## DATA LINES
[start]
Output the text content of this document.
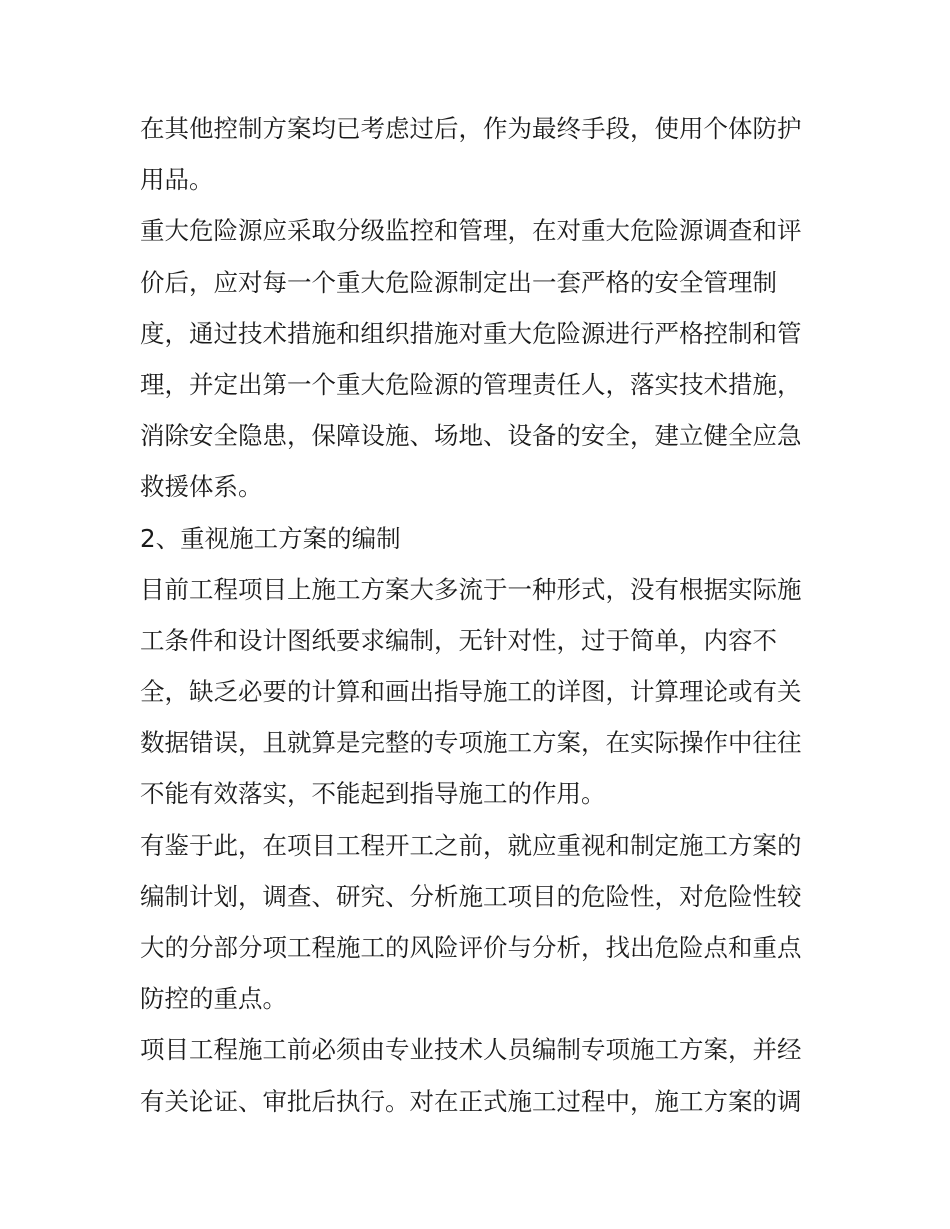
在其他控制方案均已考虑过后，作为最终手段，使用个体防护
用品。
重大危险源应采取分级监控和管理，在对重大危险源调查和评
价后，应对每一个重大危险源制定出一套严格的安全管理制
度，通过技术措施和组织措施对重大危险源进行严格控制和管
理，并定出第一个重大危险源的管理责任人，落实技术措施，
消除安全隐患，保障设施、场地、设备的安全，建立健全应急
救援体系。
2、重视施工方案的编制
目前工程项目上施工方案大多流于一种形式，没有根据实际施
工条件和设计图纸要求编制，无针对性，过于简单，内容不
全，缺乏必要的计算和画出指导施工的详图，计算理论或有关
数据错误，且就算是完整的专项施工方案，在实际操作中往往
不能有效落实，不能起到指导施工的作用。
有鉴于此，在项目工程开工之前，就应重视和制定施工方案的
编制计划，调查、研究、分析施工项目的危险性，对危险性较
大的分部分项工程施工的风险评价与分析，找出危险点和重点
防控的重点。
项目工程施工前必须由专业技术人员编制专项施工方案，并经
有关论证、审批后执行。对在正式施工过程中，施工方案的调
[end]
## WHAT IS NEEDED
Every entry above needs to be retyped exactly; drop the pictures.

## THE SOLUTION
Output the text content of this document.
在其他控制方案均已考虑过后，作为最终手段，使用个体防护
用品。
重大危险源应采取分级监控和管理，在对重大危险源调查和评
价后，应对每一个重大危险源制定出一套严格的安全管理制
度，通过技术措施和组织措施对重大危险源进行严格控制和管
理，并定出第一个重大危险源的管理责任人，落实技术措施，
消除安全隐患，保障设施、场地、设备的安全，建立健全应急
救援体系。
2、重视施工方案的编制
目前工程项目上施工方案大多流于一种形式，没有根据实际施
工条件和设计图纸要求编制，无针对性，过于简单，内容不
全，缺乏必要的计算和画出指导施工的详图，计算理论或有关
数据错误，且就算是完整的专项施工方案，在实际操作中往往
不能有效落实，不能起到指导施工的作用。
有鉴于此，在项目工程开工之前，就应重视和制定施工方案的
编制计划，调查、研究、分析施工项目的危险性，对危险性较
大的分部分项工程施工的风险评价与分析，找出危险点和重点
防控的重点。
项目工程施工前必须由专业技术人员编制专项施工方案，并经
有关论证、审批后执行。对在正式施工过程中，施工方案的调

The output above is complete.